[Data items]
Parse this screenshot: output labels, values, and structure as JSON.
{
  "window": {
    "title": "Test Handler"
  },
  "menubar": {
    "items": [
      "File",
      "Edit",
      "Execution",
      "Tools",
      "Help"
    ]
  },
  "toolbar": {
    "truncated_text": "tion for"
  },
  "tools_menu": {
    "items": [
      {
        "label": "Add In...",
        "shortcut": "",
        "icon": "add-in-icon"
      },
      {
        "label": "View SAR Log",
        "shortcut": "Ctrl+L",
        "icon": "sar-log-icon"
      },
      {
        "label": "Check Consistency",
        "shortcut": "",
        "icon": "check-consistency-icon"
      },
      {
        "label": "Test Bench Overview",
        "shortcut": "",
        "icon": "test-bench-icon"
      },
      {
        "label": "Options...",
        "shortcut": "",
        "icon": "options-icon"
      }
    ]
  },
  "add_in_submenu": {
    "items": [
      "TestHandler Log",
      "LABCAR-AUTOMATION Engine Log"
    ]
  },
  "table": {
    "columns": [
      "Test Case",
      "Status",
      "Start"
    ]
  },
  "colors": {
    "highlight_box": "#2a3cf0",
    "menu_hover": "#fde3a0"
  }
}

> [Goal]:
Each line of the material must be restated exactly.

> [Complete answer]:
Parse this screenshot: output labels, values, and structure as JSON.
{
  "window": {
    "title": "Test Handler"
  },
  "menubar": {
    "items": [
      "File",
      "Edit",
      "Execution",
      "Tools",
      "Help"
    ]
  },
  "toolbar": {
    "truncated_text": "tion for"
  },
  "tools_menu": {
    "items": [
      {
        "label": "Add In...",
        "shortcut": "",
        "icon": "add-in-icon"
      },
      {
        "label": "View SAR Log",
        "shortcut": "Ctrl+L",
        "icon": "sar-log-icon"
      },
      {
        "label": "Check Consistency",
        "shortcut": "",
        "icon": "check-consistency-icon"
      },
      {
        "label": "Test Bench Overview",
        "shortcut": "",
        "icon": "test-bench-icon"
      },
      {
        "label": "Options...",
        "shortcut": "",
        "icon": "options-icon"
      }
    ]
  },
  "add_in_submenu": {
    "items": [
      "TestHandler Log",
      "LABCAR-AUTOMATION Engine Log"
    ]
  },
  "table": {
    "columns": [
      "Test Case",
      "Status",
      "Start"
    ]
  },
  "colors": {
    "highlight_box": "#2a3cf0",
    "menu_hover": "#fde3a0"
  }
}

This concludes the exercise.